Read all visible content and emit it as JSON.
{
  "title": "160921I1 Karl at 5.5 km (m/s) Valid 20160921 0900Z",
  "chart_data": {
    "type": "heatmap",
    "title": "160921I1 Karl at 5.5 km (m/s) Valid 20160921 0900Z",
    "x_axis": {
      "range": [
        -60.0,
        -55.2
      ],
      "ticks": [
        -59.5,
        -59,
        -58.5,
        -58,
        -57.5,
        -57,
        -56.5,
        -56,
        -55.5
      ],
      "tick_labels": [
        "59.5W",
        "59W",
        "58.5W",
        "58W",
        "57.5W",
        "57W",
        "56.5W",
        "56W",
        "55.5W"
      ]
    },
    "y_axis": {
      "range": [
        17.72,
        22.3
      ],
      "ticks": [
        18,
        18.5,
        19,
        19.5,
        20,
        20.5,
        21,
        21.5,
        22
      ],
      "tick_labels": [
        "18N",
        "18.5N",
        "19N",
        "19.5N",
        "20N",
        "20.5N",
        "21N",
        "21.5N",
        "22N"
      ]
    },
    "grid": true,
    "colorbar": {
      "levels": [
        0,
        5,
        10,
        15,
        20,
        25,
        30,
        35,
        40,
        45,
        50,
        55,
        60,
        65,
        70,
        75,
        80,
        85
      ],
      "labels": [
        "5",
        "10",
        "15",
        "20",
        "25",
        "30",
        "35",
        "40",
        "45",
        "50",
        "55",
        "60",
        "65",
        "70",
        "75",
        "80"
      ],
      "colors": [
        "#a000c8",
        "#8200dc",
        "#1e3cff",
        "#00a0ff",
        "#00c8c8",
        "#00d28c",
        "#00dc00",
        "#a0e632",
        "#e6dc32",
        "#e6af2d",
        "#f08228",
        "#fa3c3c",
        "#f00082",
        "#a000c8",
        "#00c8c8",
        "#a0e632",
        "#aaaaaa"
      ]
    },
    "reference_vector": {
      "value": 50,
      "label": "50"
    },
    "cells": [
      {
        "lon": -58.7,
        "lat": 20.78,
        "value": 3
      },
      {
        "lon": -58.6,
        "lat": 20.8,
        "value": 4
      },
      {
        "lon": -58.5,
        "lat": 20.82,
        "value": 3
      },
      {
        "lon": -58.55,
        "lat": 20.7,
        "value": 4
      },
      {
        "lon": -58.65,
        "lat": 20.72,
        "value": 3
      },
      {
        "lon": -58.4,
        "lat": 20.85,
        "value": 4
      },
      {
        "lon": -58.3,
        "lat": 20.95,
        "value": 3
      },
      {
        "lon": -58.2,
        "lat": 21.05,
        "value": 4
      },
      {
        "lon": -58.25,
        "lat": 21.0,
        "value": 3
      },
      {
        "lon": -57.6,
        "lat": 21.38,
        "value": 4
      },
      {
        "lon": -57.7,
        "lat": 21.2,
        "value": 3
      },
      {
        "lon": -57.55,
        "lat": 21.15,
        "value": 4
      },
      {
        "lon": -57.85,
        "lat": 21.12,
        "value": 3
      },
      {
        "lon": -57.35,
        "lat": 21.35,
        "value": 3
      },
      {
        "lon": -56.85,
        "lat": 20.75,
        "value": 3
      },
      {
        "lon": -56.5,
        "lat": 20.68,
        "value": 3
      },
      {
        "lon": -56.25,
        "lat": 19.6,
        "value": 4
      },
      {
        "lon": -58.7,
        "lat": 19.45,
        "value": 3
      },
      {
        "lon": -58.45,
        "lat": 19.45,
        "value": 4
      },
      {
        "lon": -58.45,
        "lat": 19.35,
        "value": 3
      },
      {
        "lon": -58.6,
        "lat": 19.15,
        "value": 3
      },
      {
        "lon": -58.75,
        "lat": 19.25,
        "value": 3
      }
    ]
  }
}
──────
◆ **TASK REQUIREMENTS**
State how many lines of the listing hold the string "Valid"; reply with the number and nothing else.

◆ **SOLUTION FOR THIS TASK**
2